Write out the lines of the records, unchanged, from the line containing "- gas-item-h2-main: 100%H: [483, 306, 533, 322]" through the line containing "- slit-lower: [417, 188, 431, 245]".
::::
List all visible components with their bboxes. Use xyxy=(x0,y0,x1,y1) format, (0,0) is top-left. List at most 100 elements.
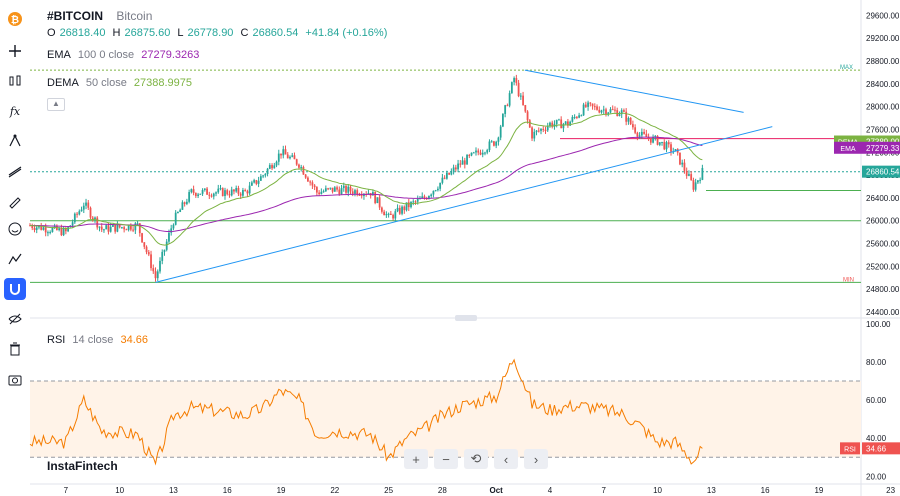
rsi-legend[interactable]: RSI 14 close 34.66 xyxy=(47,334,152,346)
ema-value: 27279.3263 xyxy=(141,49,200,61)
low-label: L xyxy=(177,27,184,39)
candle-body xyxy=(244,190,247,192)
candle-body xyxy=(432,190,435,195)
dema-legend[interactable]: DEMA 50 close 27388.9975 xyxy=(47,77,196,89)
candle-body xyxy=(414,201,417,203)
candle-body xyxy=(123,227,126,230)
candle-body xyxy=(331,187,334,192)
candle-body xyxy=(667,142,670,145)
candle-body xyxy=(609,109,612,113)
candle-body xyxy=(107,225,110,232)
candle-body xyxy=(445,172,448,179)
eye-off-icon[interactable] xyxy=(4,308,26,330)
ema-name: EMA xyxy=(47,49,71,61)
candle-body xyxy=(67,227,70,232)
fx-icon[interactable]: fx xyxy=(4,100,26,122)
candle-body xyxy=(302,166,305,175)
price-tick-label: 25600.00 xyxy=(866,240,900,249)
ema-legend[interactable]: EMA 100 0 close 27279.3263 xyxy=(47,49,203,61)
scroll-left-button[interactable]: ‹ xyxy=(494,449,518,469)
candle-body xyxy=(555,119,558,125)
candles-icon[interactable] xyxy=(4,70,26,92)
trendlines-icon[interactable] xyxy=(4,160,26,182)
crosshair-icon[interactable] xyxy=(4,40,26,62)
candle-body xyxy=(481,152,484,155)
candle-body xyxy=(127,225,130,230)
time-tick-label: 10 xyxy=(115,486,124,495)
collapse-legend-button[interactable]: ▲ xyxy=(47,98,65,111)
emoji-icon[interactable] xyxy=(4,218,26,240)
rsi-tick-label: 100.00 xyxy=(866,320,891,329)
candle-body xyxy=(696,180,699,183)
candle-body xyxy=(674,149,677,152)
candle-body xyxy=(629,117,632,125)
candle-body xyxy=(91,217,94,220)
candle-body xyxy=(488,141,491,151)
candle-body xyxy=(569,121,572,126)
svg-text:₿: ₿ xyxy=(11,14,19,26)
candle-body xyxy=(179,209,182,212)
candle-body xyxy=(493,141,495,146)
node-icon[interactable] xyxy=(4,130,26,152)
candle-body xyxy=(605,109,607,115)
zoom-in-button[interactable]: + xyxy=(404,449,428,469)
rsi-tag-label-bg xyxy=(840,442,860,455)
candle-body xyxy=(694,182,697,190)
candle-body xyxy=(663,141,666,150)
candle-body xyxy=(454,167,457,170)
candle-body xyxy=(242,190,244,196)
candle-body xyxy=(181,202,184,210)
candle-body xyxy=(60,228,63,236)
candle-body xyxy=(535,130,538,132)
candle-body xyxy=(578,115,581,118)
candle-body xyxy=(307,177,309,182)
camera-icon[interactable] xyxy=(4,368,26,390)
candle-body xyxy=(392,214,394,219)
symbol-legend: #BITCOIN Bitcoin xyxy=(47,9,156,23)
high-label: H xyxy=(112,27,121,39)
candle-body xyxy=(291,155,294,157)
candle-body xyxy=(607,112,610,115)
candle-body xyxy=(253,180,256,183)
candle-body xyxy=(42,227,45,230)
candle-body xyxy=(208,194,211,196)
trash-icon[interactable] xyxy=(4,338,26,360)
candle-body xyxy=(154,271,157,279)
candle-body xyxy=(526,111,529,121)
candle-body xyxy=(318,192,321,195)
candle-body xyxy=(329,187,332,189)
candle-body xyxy=(645,133,648,138)
scroll-right-button[interactable]: › xyxy=(524,449,548,469)
candle-body xyxy=(620,110,623,115)
candle-body xyxy=(98,226,101,228)
reset-button[interactable]: ⟲ xyxy=(464,449,488,469)
candle-body xyxy=(416,198,419,202)
price-tick-label: 25200.00 xyxy=(866,262,900,271)
price-tick-label: 27600.00 xyxy=(866,125,900,134)
candle-body xyxy=(275,161,278,166)
candle-body xyxy=(94,217,96,220)
brush-icon[interactable] xyxy=(4,190,26,212)
candle-body xyxy=(398,207,401,214)
candle-body xyxy=(143,242,146,247)
candle-body xyxy=(631,124,634,128)
candle-body xyxy=(394,211,397,219)
rsi-params: 14 close xyxy=(72,334,114,346)
candle-body xyxy=(567,121,569,126)
candle-body xyxy=(215,192,217,194)
bitcoin-icon[interactable]: ₿ xyxy=(4,8,26,30)
candle-body xyxy=(203,188,206,191)
chart-navigation: + − ⟲ ‹ › xyxy=(404,449,548,469)
candle-body xyxy=(531,127,533,139)
candle-body xyxy=(486,150,489,153)
measure-icon[interactable] xyxy=(4,248,26,270)
candle-body xyxy=(614,109,616,111)
magnet-icon[interactable] xyxy=(4,278,26,300)
candle-body xyxy=(685,170,688,176)
candle-body xyxy=(273,165,276,169)
zoom-out-button[interactable]: − xyxy=(434,449,458,469)
candle-body xyxy=(78,211,81,215)
rsi-tick-label: 40.00 xyxy=(866,434,887,443)
candle-body xyxy=(457,163,459,170)
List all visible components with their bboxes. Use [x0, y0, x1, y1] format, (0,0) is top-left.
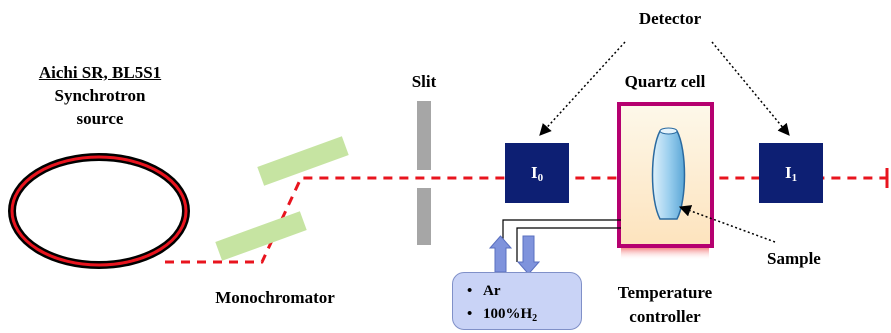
- gas-item-h2-main: 100%H: [483, 306, 533, 322]
- sample-lens: [651, 130, 686, 220]
- gas-item-h2: • 100%H2: [467, 306, 538, 324]
- gas-arrow-up: [488, 235, 513, 273]
- slit-label: Slit: [411, 72, 437, 91]
- i0-label-sub: 0: [537, 172, 544, 184]
- sample-label: Sample: [767, 249, 821, 268]
- temp-controller-label-line2: controller: [629, 307, 701, 326]
- monochromator-label: Monochromator: [215, 288, 335, 307]
- i1-label-main: I: [784, 163, 792, 182]
- i1-label: I1: [759, 163, 823, 184]
- i0-label: I0: [505, 163, 569, 184]
- gas-item-ar: • Ar: [467, 283, 501, 300]
- detector-label: Detector: [638, 9, 702, 28]
- slit-lower: [417, 188, 431, 245]
- gas-line-outer: [502, 219, 621, 262]
- source-label-line1: Synchrotron: [54, 86, 146, 105]
- gas-arrow-down: [516, 235, 541, 275]
- synchrotron-ring-inner: [10, 155, 188, 267]
- i1-detector-box: [759, 143, 823, 203]
- i0-label-main: I: [530, 163, 538, 182]
- i1-label-sub: 1: [791, 172, 798, 184]
- i0-detector-box: [505, 143, 569, 203]
- slit-upper: [417, 101, 431, 170]
- quartz-cell-shadow: [621, 246, 709, 260]
- beam-path-lower: [165, 176, 888, 264]
- sample-pointer: [678, 205, 776, 243]
- detector-pointer-i1: [711, 41, 790, 136]
- facility-label: Aichi SR, BL5S1: [38, 63, 162, 82]
- temp-controller-label-line1: Temperature: [617, 283, 713, 302]
- gas-item-ar-main: Ar: [483, 283, 501, 299]
- sample-lens-top: [659, 127, 678, 135]
- gas-item-h2-sub: 2: [532, 313, 538, 324]
- gas-supply-box: • Ar • 100%H2: [452, 272, 582, 330]
- gas-line-inner: [516, 227, 621, 262]
- monochromator-crystal-upper: [257, 136, 349, 186]
- detector-pointer-i0: [539, 41, 626, 136]
- quartz-cell-label: Quartz cell: [624, 72, 706, 91]
- gas-bullet-2: •: [467, 306, 473, 322]
- monochromator-crystal-lower: [215, 211, 307, 261]
- source-label-line2: source: [76, 109, 124, 128]
- gas-bullet-1: •: [467, 283, 473, 299]
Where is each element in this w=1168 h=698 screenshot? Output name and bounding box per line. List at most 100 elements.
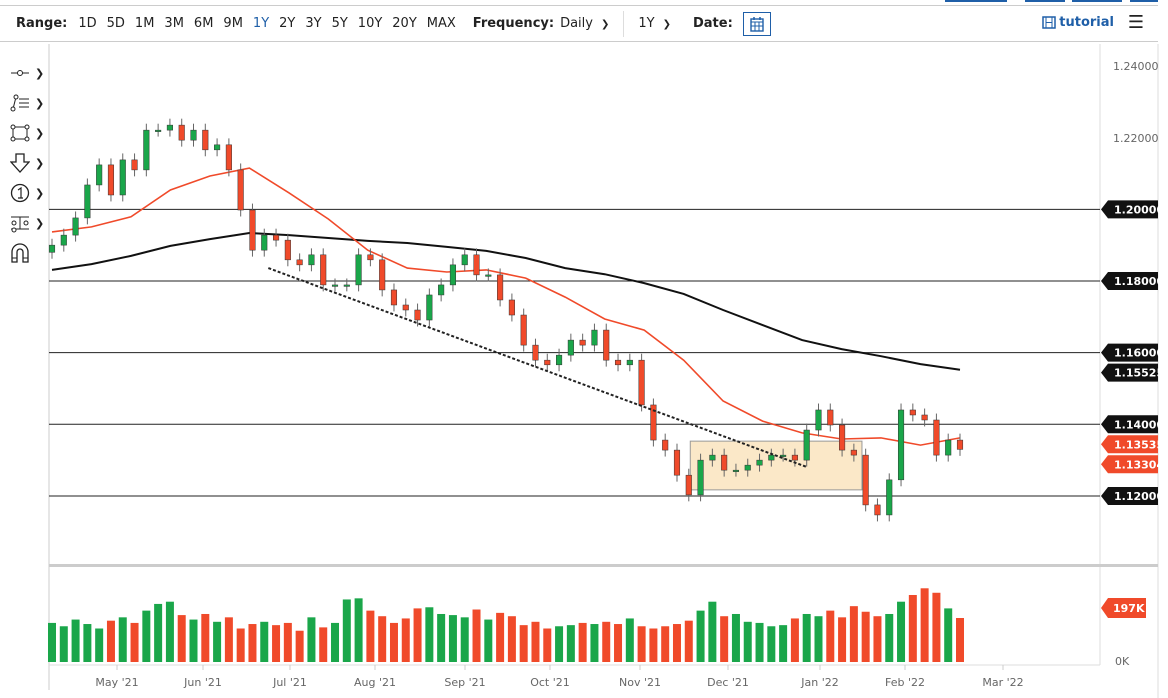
::::
▸ Solution to this problem:
- gas-item-h2-main: 100%H: [483, 306, 533, 322]
- sample-lens: [651, 130, 686, 220]
- gas-item-h2: • 100%H2: [467, 306, 538, 324]
- gas-arrow-up: [488, 235, 513, 273]
- slit-label: Slit: [411, 72, 437, 91]
- i0-label-sub: 0: [537, 172, 544, 184]
- sample-label: Sample: [767, 249, 821, 268]
- temp-controller-label-line2: controller: [629, 307, 701, 326]
- monochromator-label: Monochromator: [215, 288, 335, 307]
- i1-label-main: I: [784, 163, 792, 182]
- i1-label: I1: [759, 163, 823, 184]
- i0-label: I0: [505, 163, 569, 184]
- gas-item-ar: • Ar: [467, 283, 501, 300]
- detector-label: Detector: [638, 9, 702, 28]
- slit-lower: [417, 188, 431, 245]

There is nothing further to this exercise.